- _Work to be completed_
Transcribe the material verbatim in full; the pictures do not belong in the copy.
/---
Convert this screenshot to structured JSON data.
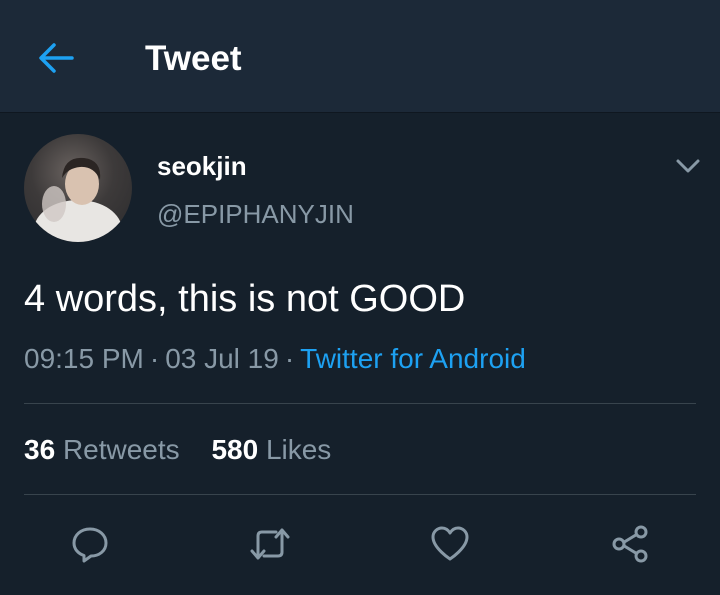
{
  "header": {
    "title": "Tweet",
    "back_icon": "arrow-left-icon"
  },
  "tweet": {
    "display_name": "seokjin",
    "handle": "@EPIPHANYJIN",
    "text": "4 words, this is not GOOD",
    "time": "09:15 PM",
    "separator": "·",
    "date": "03 Jul 19",
    "source": "Twitter for Android"
  },
  "stats": {
    "retweets_count": "36",
    "retweets_label": "Retweets",
    "likes_count": "580",
    "likes_label": "Likes"
  },
  "actions": [
    "reply-icon",
    "retweet-icon",
    "heart-icon",
    "share-icon"
  ],
  "colors": {
    "background": "#15202b",
    "header": "#1c2938",
    "accent": "#1da1f2",
    "secondary_text": "#8899a6",
    "divider": "#38444d"
  }
}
\---
- _Task response_
Convert this screenshot to structured JSON data.
{
  "header": {
    "title": "Tweet",
    "back_icon": "arrow-left-icon"
  },
  "tweet": {
    "display_name": "seokjin",
    "handle": "@EPIPHANYJIN",
    "text": "4 words, this is not GOOD",
    "time": "09:15 PM",
    "separator": "·",
    "date": "03 Jul 19",
    "source": "Twitter for Android"
  },
  "stats": {
    "retweets_count": "36",
    "retweets_label": "Retweets",
    "likes_count": "580",
    "likes_label": "Likes"
  },
  "actions": [
    "reply-icon",
    "retweet-icon",
    "heart-icon",
    "share-icon"
  ],
  "colors": {
    "background": "#15202b",
    "header": "#1c2938",
    "accent": "#1da1f2",
    "secondary_text": "#8899a6",
    "divider": "#38444d"
  }
}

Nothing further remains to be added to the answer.